» **DIRECTIONS**
Write out the full listing exactly as given, minus the images.
───── RECORDS SUPPLIED ─────
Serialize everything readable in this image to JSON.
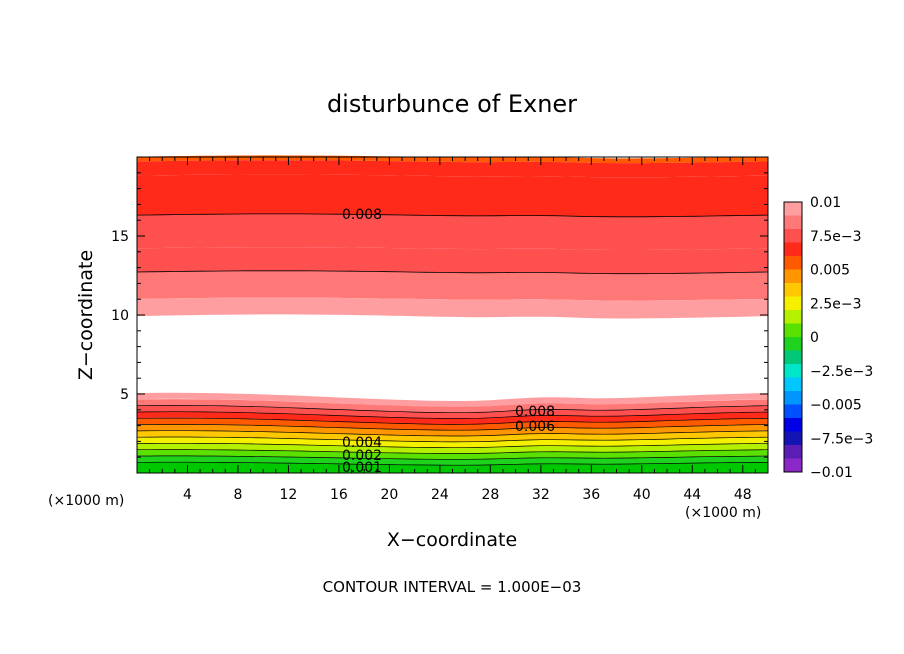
{
  "chart_data": {
    "type": "heatmap",
    "title": "disturbunce of Exner",
    "xlabel": "X−coordinate",
    "ylabel": "Z−coordinate",
    "x_unit": "(×1000 m)",
    "y_unit": "(×1000 m)",
    "x_ticks": [
      "4",
      "8",
      "12",
      "16",
      "20",
      "24",
      "28",
      "32",
      "36",
      "40",
      "44",
      "48"
    ],
    "y_ticks": [
      "5",
      "10",
      "15"
    ],
    "xlim": [
      0,
      50
    ],
    "ylim": [
      0,
      20
    ],
    "colorbar": {
      "labels": [
        "0.01",
        "7.5e−3",
        "0.005",
        "2.5e−3",
        "0",
        "−2.5e−3",
        "−0.005",
        "−7.5e−3",
        "−0.01"
      ],
      "colors": [
        "#ff9ea0",
        "#ff7878",
        "#ff5050",
        "#ff2a1a",
        "#ff5a00",
        "#ff9600",
        "#ffc800",
        "#f5f000",
        "#b4f000",
        "#5ae100",
        "#1ed21e",
        "#00c878",
        "#00e6c8",
        "#00c8ff",
        "#0096ff",
        "#0050ff",
        "#0000e6",
        "#1414b4",
        "#5a1eb4",
        "#8c28c8"
      ]
    },
    "contour_labels": [
      "0.008",
      "0.008",
      "0.006",
      "0.004",
      "0.002",
      "0.001"
    ],
    "contour_interval_text": "CONTOUR INTERVAL = 1.000E−03",
    "bands": [
      {
        "z_range": [
          0,
          0.5
        ],
        "value_range": [
          0.0,
          0.001
        ]
      },
      {
        "z_range": [
          0.5,
          4.8
        ],
        "value_range": [
          0.001,
          0.01
        ]
      },
      {
        "z_range": [
          4.8,
          9.8
        ],
        "value_range": null
      },
      {
        "z_range": [
          9.8,
          19.7
        ],
        "value_range": [
          0.01,
          0.007
        ]
      }
    ]
  }
}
─────
» **ANSWER TO THIS PROBLEM**
Serialize everything readable in this image to JSON.
{
  "chart_data": {
    "type": "heatmap",
    "title": "disturbunce of Exner",
    "xlabel": "X−coordinate",
    "ylabel": "Z−coordinate",
    "x_unit": "(×1000 m)",
    "y_unit": "(×1000 m)",
    "x_ticks": [
      "4",
      "8",
      "12",
      "16",
      "20",
      "24",
      "28",
      "32",
      "36",
      "40",
      "44",
      "48"
    ],
    "y_ticks": [
      "5",
      "10",
      "15"
    ],
    "xlim": [
      0,
      50
    ],
    "ylim": [
      0,
      20
    ],
    "colorbar": {
      "labels": [
        "0.01",
        "7.5e−3",
        "0.005",
        "2.5e−3",
        "0",
        "−2.5e−3",
        "−0.005",
        "−7.5e−3",
        "−0.01"
      ],
      "colors": [
        "#ff9ea0",
        "#ff7878",
        "#ff5050",
        "#ff2a1a",
        "#ff5a00",
        "#ff9600",
        "#ffc800",
        "#f5f000",
        "#b4f000",
        "#5ae100",
        "#1ed21e",
        "#00c878",
        "#00e6c8",
        "#00c8ff",
        "#0096ff",
        "#0050ff",
        "#0000e6",
        "#1414b4",
        "#5a1eb4",
        "#8c28c8"
      ]
    },
    "contour_labels": [
      "0.008",
      "0.008",
      "0.006",
      "0.004",
      "0.002",
      "0.001"
    ],
    "contour_interval_text": "CONTOUR INTERVAL = 1.000E−03",
    "bands": [
      {
        "z_range": [
          0,
          0.5
        ],
        "value_range": [
          0.0,
          0.001
        ]
      },
      {
        "z_range": [
          0.5,
          4.8
        ],
        "value_range": [
          0.001,
          0.01
        ]
      },
      {
        "z_range": [
          4.8,
          9.8
        ],
        "value_range": null
      },
      {
        "z_range": [
          9.8,
          19.7
        ],
        "value_range": [
          0.01,
          0.007
        ]
      }
    ]
  }
}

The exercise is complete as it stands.